[INFORMATION PROVIDED]:
=-=-=

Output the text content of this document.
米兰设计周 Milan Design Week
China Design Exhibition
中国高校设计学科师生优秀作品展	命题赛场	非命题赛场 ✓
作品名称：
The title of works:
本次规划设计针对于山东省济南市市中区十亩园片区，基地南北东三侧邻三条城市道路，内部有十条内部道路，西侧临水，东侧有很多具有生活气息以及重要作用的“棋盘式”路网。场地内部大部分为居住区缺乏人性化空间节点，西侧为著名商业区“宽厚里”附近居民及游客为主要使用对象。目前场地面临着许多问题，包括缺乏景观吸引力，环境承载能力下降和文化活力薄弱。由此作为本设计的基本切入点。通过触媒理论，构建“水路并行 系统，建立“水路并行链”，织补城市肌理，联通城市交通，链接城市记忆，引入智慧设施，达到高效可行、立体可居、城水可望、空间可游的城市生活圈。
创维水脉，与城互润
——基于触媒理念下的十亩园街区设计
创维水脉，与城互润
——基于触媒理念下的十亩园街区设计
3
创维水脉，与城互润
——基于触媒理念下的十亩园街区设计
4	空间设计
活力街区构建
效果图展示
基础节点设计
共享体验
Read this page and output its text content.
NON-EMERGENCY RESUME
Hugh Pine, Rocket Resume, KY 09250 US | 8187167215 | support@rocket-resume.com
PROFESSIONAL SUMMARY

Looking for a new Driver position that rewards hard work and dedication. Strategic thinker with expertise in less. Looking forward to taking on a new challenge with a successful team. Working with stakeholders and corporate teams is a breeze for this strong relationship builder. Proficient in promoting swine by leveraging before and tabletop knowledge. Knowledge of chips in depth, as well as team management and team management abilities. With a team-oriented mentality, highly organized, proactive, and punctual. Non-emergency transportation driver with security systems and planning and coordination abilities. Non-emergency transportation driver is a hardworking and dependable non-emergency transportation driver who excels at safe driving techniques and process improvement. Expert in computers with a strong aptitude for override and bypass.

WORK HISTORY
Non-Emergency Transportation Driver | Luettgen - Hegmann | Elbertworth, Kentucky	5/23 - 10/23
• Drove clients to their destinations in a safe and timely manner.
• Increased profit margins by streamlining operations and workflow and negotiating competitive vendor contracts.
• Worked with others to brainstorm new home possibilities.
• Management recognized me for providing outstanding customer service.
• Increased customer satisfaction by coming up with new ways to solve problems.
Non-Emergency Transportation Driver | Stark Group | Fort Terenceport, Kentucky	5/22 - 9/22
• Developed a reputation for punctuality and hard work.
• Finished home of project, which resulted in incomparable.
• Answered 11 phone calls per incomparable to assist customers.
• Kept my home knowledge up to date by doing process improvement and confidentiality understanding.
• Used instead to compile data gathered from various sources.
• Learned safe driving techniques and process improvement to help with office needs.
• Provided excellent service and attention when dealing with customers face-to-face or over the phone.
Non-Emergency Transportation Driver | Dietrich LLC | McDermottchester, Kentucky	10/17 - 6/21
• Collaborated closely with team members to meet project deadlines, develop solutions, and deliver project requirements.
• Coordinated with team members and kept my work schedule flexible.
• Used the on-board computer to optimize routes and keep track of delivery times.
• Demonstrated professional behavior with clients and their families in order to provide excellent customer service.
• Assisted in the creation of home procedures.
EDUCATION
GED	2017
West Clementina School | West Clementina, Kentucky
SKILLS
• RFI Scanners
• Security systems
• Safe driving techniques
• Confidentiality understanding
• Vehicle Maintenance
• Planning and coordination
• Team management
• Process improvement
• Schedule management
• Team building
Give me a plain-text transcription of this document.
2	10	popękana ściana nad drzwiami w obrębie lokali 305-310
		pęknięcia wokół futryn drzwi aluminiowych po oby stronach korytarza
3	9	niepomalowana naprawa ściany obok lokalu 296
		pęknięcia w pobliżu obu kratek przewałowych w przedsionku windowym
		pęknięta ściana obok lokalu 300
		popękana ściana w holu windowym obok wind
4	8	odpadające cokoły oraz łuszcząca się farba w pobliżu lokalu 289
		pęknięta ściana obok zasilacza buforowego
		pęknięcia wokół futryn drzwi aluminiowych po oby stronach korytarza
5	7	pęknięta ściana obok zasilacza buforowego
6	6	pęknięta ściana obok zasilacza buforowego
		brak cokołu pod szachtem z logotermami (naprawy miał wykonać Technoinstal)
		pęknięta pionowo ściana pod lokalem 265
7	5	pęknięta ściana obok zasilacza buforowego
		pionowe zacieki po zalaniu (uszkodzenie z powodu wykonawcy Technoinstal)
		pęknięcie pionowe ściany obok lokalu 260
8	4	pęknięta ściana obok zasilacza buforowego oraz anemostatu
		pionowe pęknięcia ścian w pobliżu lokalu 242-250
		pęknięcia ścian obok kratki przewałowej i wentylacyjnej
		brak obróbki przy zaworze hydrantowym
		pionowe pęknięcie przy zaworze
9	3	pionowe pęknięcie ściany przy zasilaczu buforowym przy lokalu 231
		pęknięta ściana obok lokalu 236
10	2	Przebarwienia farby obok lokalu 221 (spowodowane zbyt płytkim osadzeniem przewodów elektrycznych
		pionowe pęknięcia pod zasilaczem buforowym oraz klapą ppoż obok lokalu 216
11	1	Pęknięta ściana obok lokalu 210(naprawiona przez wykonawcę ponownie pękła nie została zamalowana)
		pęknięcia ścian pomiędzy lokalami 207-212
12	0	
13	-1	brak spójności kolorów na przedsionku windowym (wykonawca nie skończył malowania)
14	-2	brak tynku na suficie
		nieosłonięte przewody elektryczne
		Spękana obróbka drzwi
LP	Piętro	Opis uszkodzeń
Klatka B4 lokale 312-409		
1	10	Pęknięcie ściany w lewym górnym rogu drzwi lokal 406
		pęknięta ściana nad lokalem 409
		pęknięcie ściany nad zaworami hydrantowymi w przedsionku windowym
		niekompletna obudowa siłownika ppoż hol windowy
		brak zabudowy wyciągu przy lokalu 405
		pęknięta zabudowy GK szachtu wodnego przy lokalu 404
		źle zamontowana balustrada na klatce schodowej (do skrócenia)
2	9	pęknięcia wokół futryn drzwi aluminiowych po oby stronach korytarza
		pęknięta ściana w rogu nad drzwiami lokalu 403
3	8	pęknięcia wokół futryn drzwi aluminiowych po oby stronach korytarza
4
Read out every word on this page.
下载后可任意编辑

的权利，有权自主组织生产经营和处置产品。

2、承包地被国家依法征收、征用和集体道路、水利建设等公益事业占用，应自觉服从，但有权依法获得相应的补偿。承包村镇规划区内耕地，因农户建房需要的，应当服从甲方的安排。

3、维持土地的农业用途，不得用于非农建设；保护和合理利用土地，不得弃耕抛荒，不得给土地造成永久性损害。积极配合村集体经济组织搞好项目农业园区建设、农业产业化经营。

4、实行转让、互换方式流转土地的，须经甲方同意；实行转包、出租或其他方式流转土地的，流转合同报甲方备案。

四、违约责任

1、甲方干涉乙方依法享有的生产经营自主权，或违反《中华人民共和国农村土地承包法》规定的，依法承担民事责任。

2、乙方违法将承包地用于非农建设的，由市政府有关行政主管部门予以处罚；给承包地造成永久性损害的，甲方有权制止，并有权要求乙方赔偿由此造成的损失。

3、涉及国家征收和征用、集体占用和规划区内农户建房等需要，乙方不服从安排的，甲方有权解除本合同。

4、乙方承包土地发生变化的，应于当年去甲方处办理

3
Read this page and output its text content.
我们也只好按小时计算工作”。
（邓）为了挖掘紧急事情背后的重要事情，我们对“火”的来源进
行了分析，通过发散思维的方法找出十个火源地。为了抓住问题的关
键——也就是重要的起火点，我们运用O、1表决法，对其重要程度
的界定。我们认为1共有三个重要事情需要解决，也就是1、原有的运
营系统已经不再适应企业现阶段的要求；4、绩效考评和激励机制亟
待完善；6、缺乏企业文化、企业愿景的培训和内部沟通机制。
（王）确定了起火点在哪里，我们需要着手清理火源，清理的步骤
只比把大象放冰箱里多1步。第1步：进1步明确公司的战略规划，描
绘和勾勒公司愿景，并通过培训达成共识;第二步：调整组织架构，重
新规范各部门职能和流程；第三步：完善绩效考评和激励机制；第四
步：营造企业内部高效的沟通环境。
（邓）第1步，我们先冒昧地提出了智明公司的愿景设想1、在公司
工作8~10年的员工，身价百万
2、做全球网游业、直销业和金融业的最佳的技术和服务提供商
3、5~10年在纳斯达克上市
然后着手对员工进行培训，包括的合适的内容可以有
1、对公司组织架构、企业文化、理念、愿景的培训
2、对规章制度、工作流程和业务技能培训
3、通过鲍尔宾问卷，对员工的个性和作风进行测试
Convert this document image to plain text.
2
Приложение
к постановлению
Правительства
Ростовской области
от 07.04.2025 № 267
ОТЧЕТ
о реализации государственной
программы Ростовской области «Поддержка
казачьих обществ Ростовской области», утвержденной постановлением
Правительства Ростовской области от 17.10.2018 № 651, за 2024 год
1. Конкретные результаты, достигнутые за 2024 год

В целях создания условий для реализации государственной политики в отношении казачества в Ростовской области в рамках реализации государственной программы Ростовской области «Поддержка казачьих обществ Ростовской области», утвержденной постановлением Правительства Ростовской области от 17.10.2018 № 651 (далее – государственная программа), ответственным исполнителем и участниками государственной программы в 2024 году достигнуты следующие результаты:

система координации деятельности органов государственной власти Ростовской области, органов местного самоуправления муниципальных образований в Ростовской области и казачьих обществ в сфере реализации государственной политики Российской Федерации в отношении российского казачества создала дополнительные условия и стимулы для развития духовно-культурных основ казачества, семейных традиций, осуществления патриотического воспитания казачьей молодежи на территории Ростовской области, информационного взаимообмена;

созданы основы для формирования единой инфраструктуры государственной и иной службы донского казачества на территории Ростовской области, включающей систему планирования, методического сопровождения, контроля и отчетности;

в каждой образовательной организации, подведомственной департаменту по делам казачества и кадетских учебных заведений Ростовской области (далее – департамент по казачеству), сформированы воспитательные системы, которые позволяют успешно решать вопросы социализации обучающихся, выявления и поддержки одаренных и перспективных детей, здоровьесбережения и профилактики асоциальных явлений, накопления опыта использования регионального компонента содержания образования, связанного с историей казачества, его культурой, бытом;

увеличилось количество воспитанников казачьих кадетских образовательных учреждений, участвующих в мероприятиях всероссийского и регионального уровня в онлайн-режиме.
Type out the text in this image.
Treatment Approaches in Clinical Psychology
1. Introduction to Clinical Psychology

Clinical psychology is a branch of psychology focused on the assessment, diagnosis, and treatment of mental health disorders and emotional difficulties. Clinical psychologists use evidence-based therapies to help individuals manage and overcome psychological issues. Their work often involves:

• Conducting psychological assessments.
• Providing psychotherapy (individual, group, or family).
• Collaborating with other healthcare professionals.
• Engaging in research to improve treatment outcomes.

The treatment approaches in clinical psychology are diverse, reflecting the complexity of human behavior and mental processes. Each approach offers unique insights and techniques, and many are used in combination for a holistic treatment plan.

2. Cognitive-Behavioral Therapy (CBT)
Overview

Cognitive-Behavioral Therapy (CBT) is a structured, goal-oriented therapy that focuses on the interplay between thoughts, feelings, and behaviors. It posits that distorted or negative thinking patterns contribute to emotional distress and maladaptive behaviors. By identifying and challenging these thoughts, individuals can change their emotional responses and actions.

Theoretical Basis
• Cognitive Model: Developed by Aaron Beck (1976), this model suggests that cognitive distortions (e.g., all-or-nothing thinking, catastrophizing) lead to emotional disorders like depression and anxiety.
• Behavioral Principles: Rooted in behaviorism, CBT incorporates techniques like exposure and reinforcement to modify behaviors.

=-=-=

[TASK DETAILS]: Identify every line holding the word "members" and copy it out.

[SOLUTION BELOW]:
• Collaborated closely with team members to meet project deadlines, develop solutions, and deliver project requirements.
• Coordinated with team members and kept my work schedule flexible.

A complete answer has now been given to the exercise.